▶ _Exercise aim_: Only the pictures are omitted; repeat all other data exactly.

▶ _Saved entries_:
━━━━━━━━━━
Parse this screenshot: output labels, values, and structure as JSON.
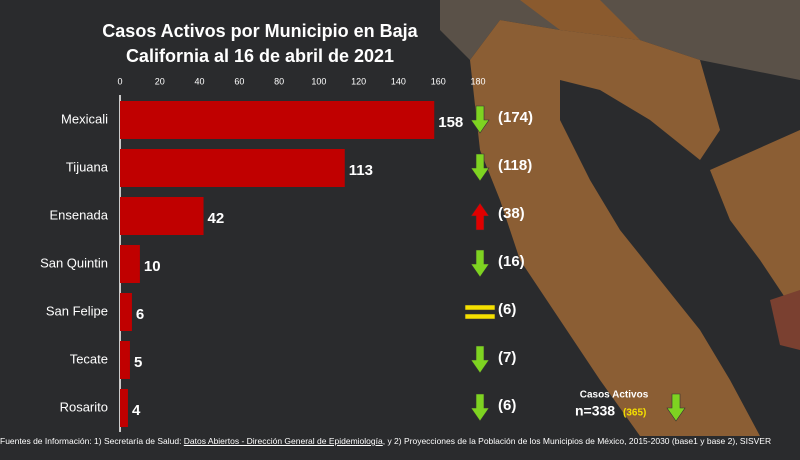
{
  "chart_data": {
    "type": "bar",
    "title": [
      "Casos Activos por Municipio en Baja",
      "California al 16 de abril de 2021"
    ],
    "categories": [
      "Mexicali",
      "Tijuana",
      "Ensenada",
      "San Quintin",
      "San Felipe",
      "Tecate",
      "Rosarito"
    ],
    "values": [
      158,
      113,
      42,
      10,
      6,
      5,
      4
    ],
    "color": "#c00000",
    "xlim": [
      0,
      180
    ],
    "xticks": [
      0,
      20,
      40,
      60,
      80,
      100,
      120,
      140,
      160,
      180
    ],
    "previous": {
      "values": [
        174,
        118,
        38,
        16,
        6,
        7,
        6
      ],
      "value_labels": [
        "(174)",
        "(118)",
        "(38)",
        "(16)",
        "(6)",
        "(7)",
        "(6)"
      ]
    },
    "trend": [
      "down",
      "down",
      "up",
      "down",
      "equal",
      "down",
      "down"
    ],
    "trend_colors": {
      "down": "#7ed321",
      "up": "#e00000",
      "equal": "#f5e000"
    },
    "summary": {
      "label": "Casos Activos",
      "current": "n=338",
      "previous": "(365)",
      "trend": "down"
    }
  },
  "footer": {
    "parts": [
      "Fuentes de Información: 1) Secretaría de Salud: ",
      "Datos Abiertos - Dirección General de Epidemiología",
      ", y 2) Proyecciones de la Población de los Municipios de México, 2015-2030 (base1 y base 2), SISVER"
    ]
  }
}
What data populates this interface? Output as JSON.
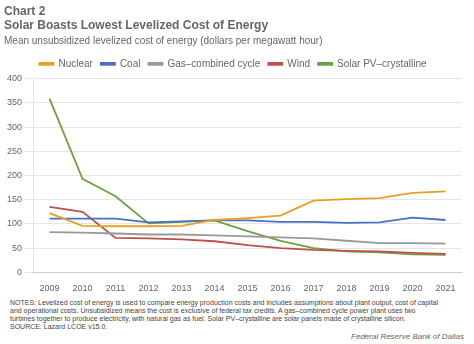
{
  "chart_data": {
    "type": "line",
    "title": [
      "Chart 2",
      "Solar Boasts Lowest Levelized Cost of Energy"
    ],
    "subtitle": "Mean unsubsidized levelized cost of energy (dollars per megawatt hour)",
    "x": [
      2009,
      2010,
      2011,
      2012,
      2013,
      2014,
      2015,
      2016,
      2017,
      2018,
      2019,
      2020,
      2021
    ],
    "series": [
      {
        "name": "Nuclear",
        "color": "#e8a020",
        "values": [
          122,
          96,
          95,
          95,
          96,
          108,
          112,
          117,
          148,
          151,
          153,
          164,
          167
        ]
      },
      {
        "name": "Coal",
        "color": "#4472c4",
        "values": [
          111,
          111,
          111,
          103,
          105,
          107,
          107,
          104,
          104,
          102,
          103,
          113,
          108
        ]
      },
      {
        "name": "Gas–combined cycle",
        "color": "#999999",
        "values": [
          83,
          82,
          80,
          78,
          78,
          76,
          74,
          72,
          70,
          65,
          60,
          60,
          59
        ]
      },
      {
        "name": "Wind",
        "color": "#c0504d",
        "values": [
          135,
          125,
          71,
          70,
          68,
          64,
          56,
          50,
          46,
          44,
          43,
          40,
          38
        ]
      },
      {
        "name": "Solar PV–crystalline",
        "color": "#70a040",
        "values": [
          359,
          193,
          157,
          101,
          104,
          107,
          85,
          65,
          50,
          43,
          41,
          37,
          36
        ]
      }
    ],
    "xlim": [
      2008.5,
      2021.5
    ],
    "xticks": [
      2009,
      2010,
      2011,
      2012,
      2013,
      2014,
      2015,
      2016,
      2017,
      2018,
      2019,
      2020,
      2021
    ],
    "ylim": [
      0,
      400
    ],
    "yticks": [
      0,
      50,
      100,
      150,
      200,
      250,
      300,
      350,
      400
    ],
    "grid": "y",
    "legend": "top",
    "annotations": [
      "NOTES: Levelized cost of energy is used to compare energy production costs and includes assumptions about plant output, cost of capital",
      "and operational costs. Unsubsidized means the cost is exclusive of federal tax credits. A gas–combined cycle power plant uses two",
      "turbines together to produce electricity, with natural gas as fuel. Solar PV–crystalline are solar panels made of crystalline silicon.",
      "SOURCE: Lazard LCOE v15.0.",
      "Federal Reserve Bank of Dallas"
    ]
  }
}
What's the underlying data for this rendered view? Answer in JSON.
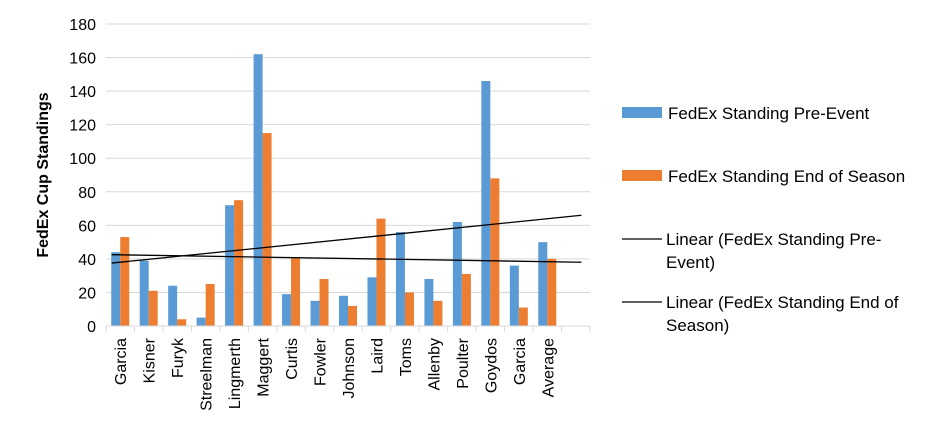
{
  "chart_data": {
    "type": "bar",
    "title": "",
    "xlabel": "",
    "ylabel": "FedEx Cup Standings",
    "ylim": [
      0,
      180
    ],
    "yticks": [
      0,
      20,
      40,
      60,
      80,
      100,
      120,
      140,
      160,
      180
    ],
    "grid": true,
    "legend_position": "right",
    "categories": [
      "Garcia",
      "Kisner",
      "Furyk",
      "Streelman",
      "Lingmerth",
      "Maggert",
      "Curtis",
      "Fowler",
      "Johnson",
      "Laird",
      "Toms",
      "Allenby",
      "Poulter",
      "Goydos",
      "Garcia",
      "Average",
      ""
    ],
    "series": [
      {
        "name": "FedEx Standing Pre-Event",
        "color": "#5B9BD5",
        "values": [
          44,
          39,
          24,
          5,
          72,
          162,
          19,
          15,
          18,
          29,
          56,
          28,
          62,
          146,
          36,
          50,
          null
        ]
      },
      {
        "name": "FedEx Standing End of Season",
        "color": "#ED7D31",
        "values": [
          53,
          21,
          4,
          25,
          75,
          115,
          41,
          28,
          12,
          64,
          20,
          15,
          31,
          88,
          11,
          40,
          null
        ]
      }
    ],
    "trendlines": [
      {
        "name": "Linear (FedEx Standing Pre-Event)",
        "type": "linear",
        "color": "#000000",
        "start": 37.5,
        "end": 66
      },
      {
        "name": "Linear (FedEx Standing End of Season)",
        "type": "linear",
        "color": "#000000",
        "start": 42.5,
        "end": 38
      }
    ]
  }
}
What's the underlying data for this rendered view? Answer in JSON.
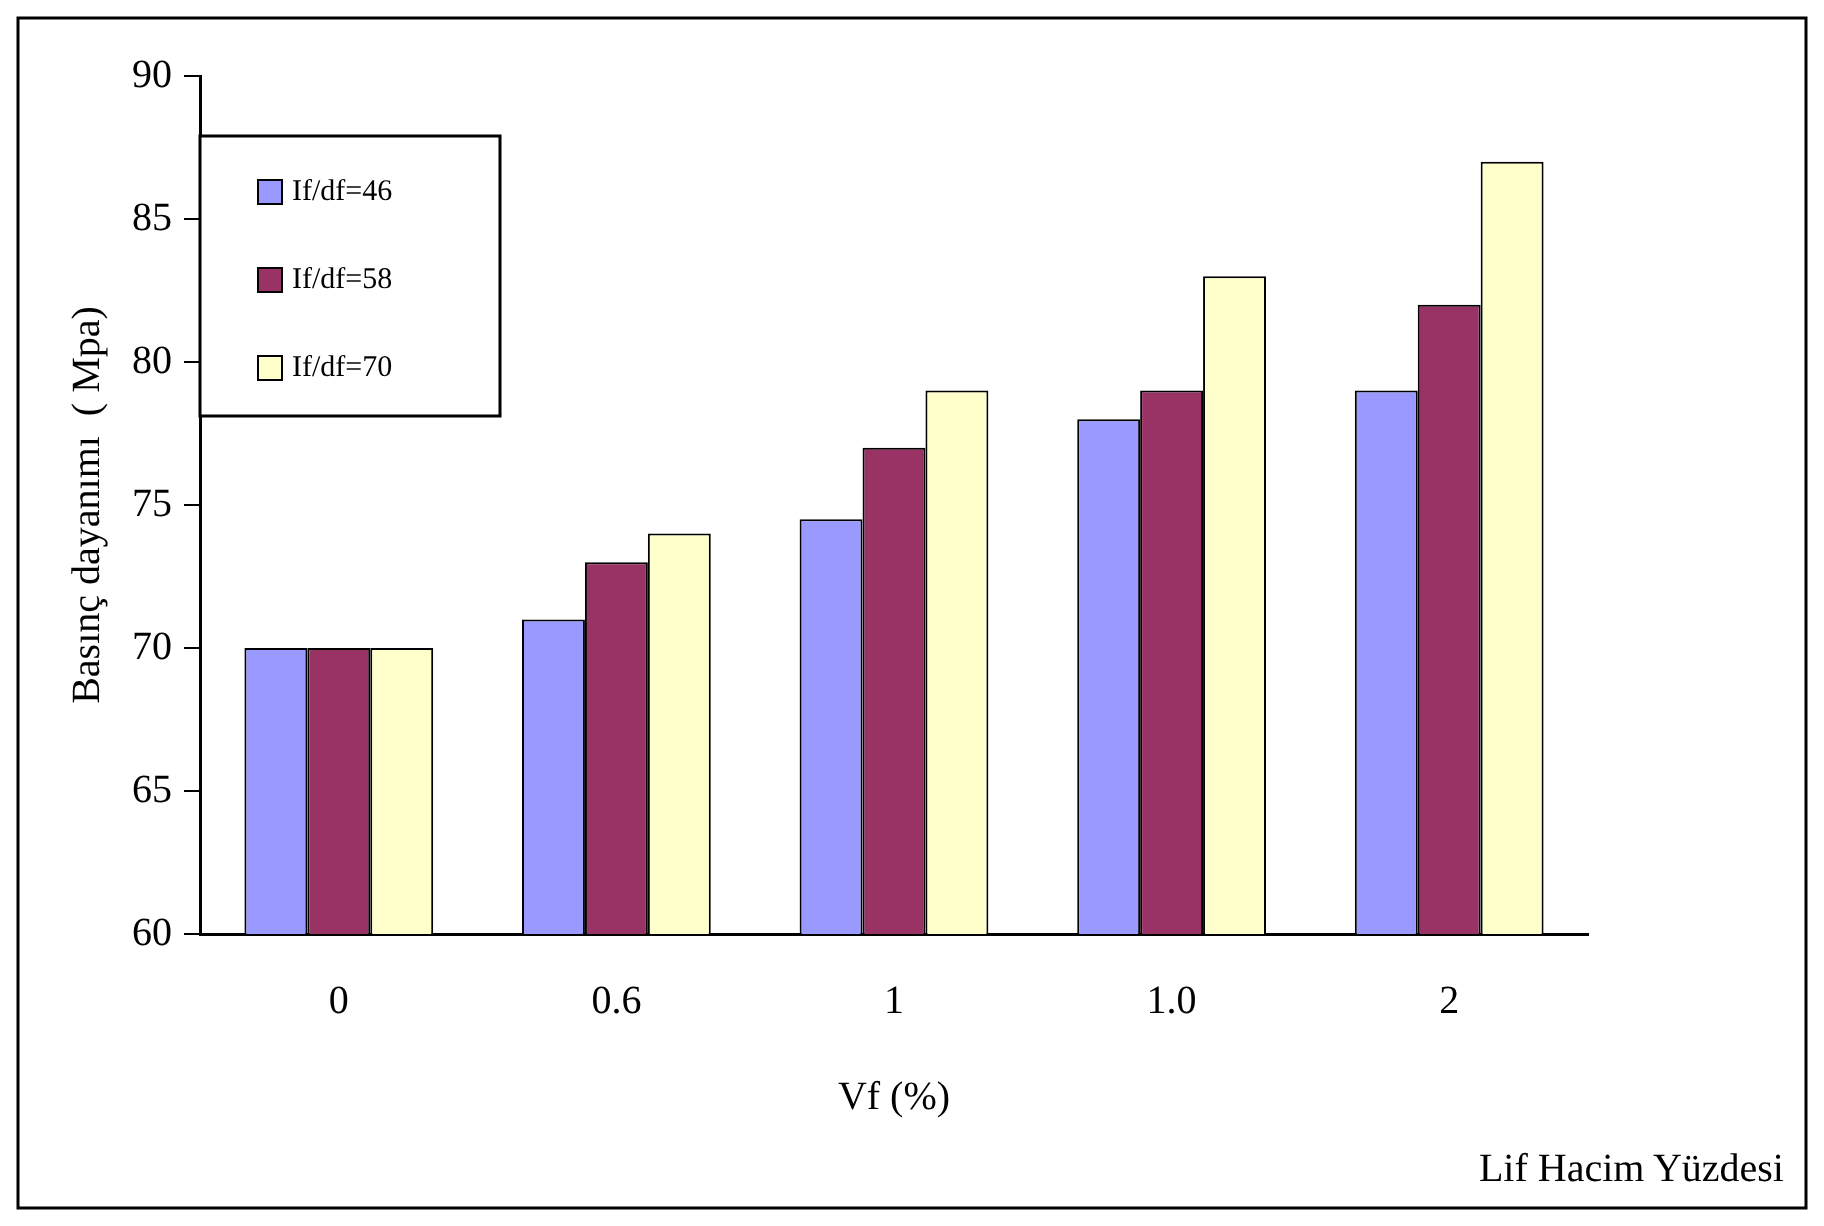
{
  "chart_data": {
    "type": "bar",
    "categories": [
      "0",
      "0.6",
      "1",
      "1.0",
      "2"
    ],
    "series": [
      {
        "name": "If/df=46",
        "color": "#9999ff",
        "values": [
          70,
          71,
          74.5,
          78,
          79
        ]
      },
      {
        "name": "If/df=58",
        "color": "#993366",
        "values": [
          70,
          73,
          77,
          79,
          82
        ]
      },
      {
        "name": "If/df=70",
        "color": "#ffffcc",
        "values": [
          70,
          74,
          79,
          83,
          87
        ]
      }
    ],
    "ylabel": "Basınç dayanımı  ( Mpa)",
    "xlabel": "Vf (%)",
    "annotations": [
      "Lif Hacim Yüzdesi"
    ],
    "ylim": [
      60,
      90
    ],
    "yticks": [
      60,
      65,
      70,
      75,
      80,
      85,
      90
    ],
    "grid": false,
    "legend": "top left"
  }
}
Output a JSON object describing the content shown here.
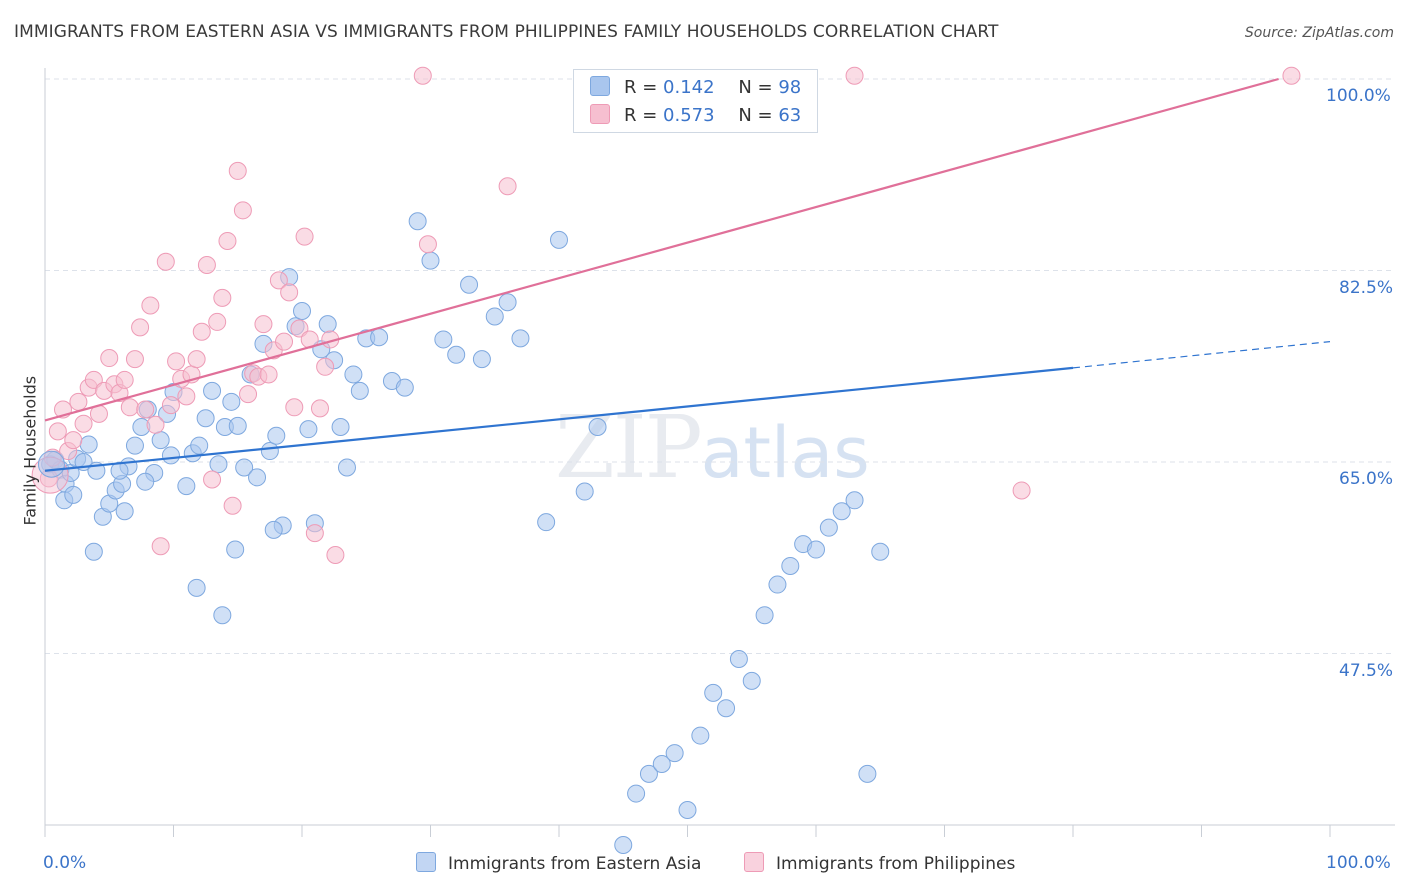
━━━━━━━━━━
▶ _Result for this task_:
Parse this screenshot: output labels, values, and structure as JSON.
{
  "chart_data": {
    "type": "bar",
    "title": [
      "Casos Activos por Municipio en Baja",
      "California al 16 de abril de 2021"
    ],
    "categories": [
      "Mexicali",
      "Tijuana",
      "Ensenada",
      "San Quintin",
      "San Felipe",
      "Tecate",
      "Rosarito"
    ],
    "values": [
      158,
      113,
      42,
      10,
      6,
      5,
      4
    ],
    "color": "#c00000",
    "xlim": [
      0,
      180
    ],
    "xticks": [
      0,
      20,
      40,
      60,
      80,
      100,
      120,
      140,
      160,
      180
    ],
    "previous": {
      "values": [
        174,
        118,
        38,
        16,
        6,
        7,
        6
      ],
      "value_labels": [
        "(174)",
        "(118)",
        "(38)",
        "(16)",
        "(6)",
        "(7)",
        "(6)"
      ]
    },
    "trend": [
      "down",
      "down",
      "up",
      "down",
      "equal",
      "down",
      "down"
    ],
    "trend_colors": {
      "down": "#7ed321",
      "up": "#e00000",
      "equal": "#f5e000"
    },
    "summary": {
      "label": "Casos Activos",
      "current": "n=338",
      "previous": "(365)",
      "trend": "down"
    }
  },
  "footer": {
    "parts": [
      "Fuentes de Información: 1) Secretaría de Salud: ",
      "Datos Abiertos - Dirección General de Epidemiología",
      ", y 2) Proyecciones de la Población de los Municipios de México, 2015-2030 (base1 y base 2), SISVER"
    ]
  }
}
What data populates this interface? Output as JSON.
{
  "chart_data": {
    "type": "line",
    "title": [
      "Chart 2",
      "Solar Boasts Lowest Levelized Cost of Energy"
    ],
    "subtitle": "Mean unsubsidized levelized cost of energy (dollars per megawatt hour)",
    "x": [
      2009,
      2010,
      2011,
      2012,
      2013,
      2014,
      2015,
      2016,
      2017,
      2018,
      2019,
      2020,
      2021
    ],
    "series": [
      {
        "name": "Nuclear",
        "color": "#e8a020",
        "values": [
          122,
          96,
          95,
          95,
          96,
          108,
          112,
          117,
          148,
          151,
          153,
          164,
          167
        ]
      },
      {
        "name": "Coal",
        "color": "#4472c4",
        "values": [
          111,
          111,
          111,
          103,
          105,
          107,
          107,
          104,
          104,
          102,
          103,
          113,
          108
        ]
      },
      {
        "name": "Gas–combined cycle",
        "color": "#999999",
        "values": [
          83,
          82,
          80,
          78,
          78,
          76,
          74,
          72,
          70,
          65,
          60,
          60,
          59
        ]
      },
      {
        "name": "Wind",
        "color": "#c0504d",
        "values": [
          135,
          125,
          71,
          70,
          68,
          64,
          56,
          50,
          46,
          44,
          43,
          40,
          38
        ]
      },
      {
        "name": "Solar PV–crystalline",
        "color": "#70a040",
        "values": [
          359,
          193,
          157,
          101,
          104,
          107,
          85,
          65,
          50,
          43,
          41,
          37,
          36
        ]
      }
    ],
    "xlim": [
      2008.5,
      2021.5
    ],
    "xticks": [
      2009,
      2010,
      2011,
      2012,
      2013,
      2014,
      2015,
      2016,
      2017,
      2018,
      2019,
      2020,
      2021
    ],
    "ylim": [
      0,
      400
    ],
    "yticks": [
      0,
      50,
      100,
      150,
      200,
      250,
      300,
      350,
      400
    ],
    "grid": "y",
    "legend": "top",
    "annotations": [
      "NOTES: Levelized cost of energy is used to compare energy production costs and includes assumptions about plant output, cost of capital",
      "and operational costs. Unsubsidized means the cost is exclusive of federal tax credits. A gas–combined cycle power plant uses two",
      "turbines together to produce electricity, with natural gas as fuel. Solar PV–crystalline are solar panels made of crystalline silicon.",
      "SOURCE: Lazard LCOE v15.0.",
      "Federal Reserve Bank of Dallas"
    ]
  }
}
What's the underlying data for this rendered view? Answer in JSON.
{
  "chart_data": {
    "type": "bar",
    "title": "",
    "xlabel": "",
    "ylabel": "FedEx Cup Standings",
    "ylim": [
      0,
      180
    ],
    "yticks": [
      0,
      20,
      40,
      60,
      80,
      100,
      120,
      140,
      160,
      180
    ],
    "grid": true,
    "legend_position": "right",
    "categories": [
      "Garcia",
      "Kisner",
      "Furyk",
      "Streelman",
      "Lingmerth",
      "Maggert",
      "Curtis",
      "Fowler",
      "Johnson",
      "Laird",
      "Toms",
      "Allenby",
      "Poulter",
      "Goydos",
      "Garcia",
      "Average",
      ""
    ],
    "series": [
      {
        "name": "FedEx Standing Pre-Event",
        "color": "#5B9BD5",
        "values": [
          44,
          39,
          24,
          5,
          72,
          162,
          19,
          15,
          18,
          29,
          56,
          28,
          62,
          146,
          36,
          50,
          null
        ]
      },
      {
        "name": "FedEx Standing End of Season",
        "color": "#ED7D31",
        "values": [
          53,
          21,
          4,
          25,
          75,
          115,
          41,
          28,
          12,
          64,
          20,
          15,
          31,
          88,
          11,
          40,
          null
        ]
      }
    ],
    "trendlines": [
      {
        "name": "Linear (FedEx Standing Pre-Event)",
        "type": "linear",
        "color": "#000000",
        "start": 37.5,
        "end": 66
      },
      {
        "name": "Linear (FedEx Standing End of Season)",
        "type": "linear",
        "color": "#000000",
        "start": 42.5,
        "end": 38
      }
    ]
  }
}
What's the underlying data for this rendered view? Answer in JSON.
{
  "chart_data": {
    "type": "bar",
    "categories": [
      "0",
      "0.6",
      "1",
      "1.0",
      "2"
    ],
    "series": [
      {
        "name": "If/df=46",
        "color": "#9999ff",
        "values": [
          70,
          71,
          74.5,
          78,
          79
        ]
      },
      {
        "name": "If/df=58",
        "color": "#993366",
        "values": [
          70,
          73,
          77,
          79,
          82
        ]
      },
      {
        "name": "If/df=70",
        "color": "#ffffcc",
        "values": [
          70,
          74,
          79,
          83,
          87
        ]
      }
    ],
    "ylabel": "Basınç dayanımı  ( Mpa)",
    "xlabel": "Vf (%)",
    "annotations": [
      "Lif Hacim Yüzdesi"
    ],
    "ylim": [
      60,
      90
    ],
    "yticks": [
      60,
      65,
      70,
      75,
      80,
      85,
      90
    ],
    "grid": false,
    "legend": "top left"
  }
}
Output a JSON object describing the content shown here.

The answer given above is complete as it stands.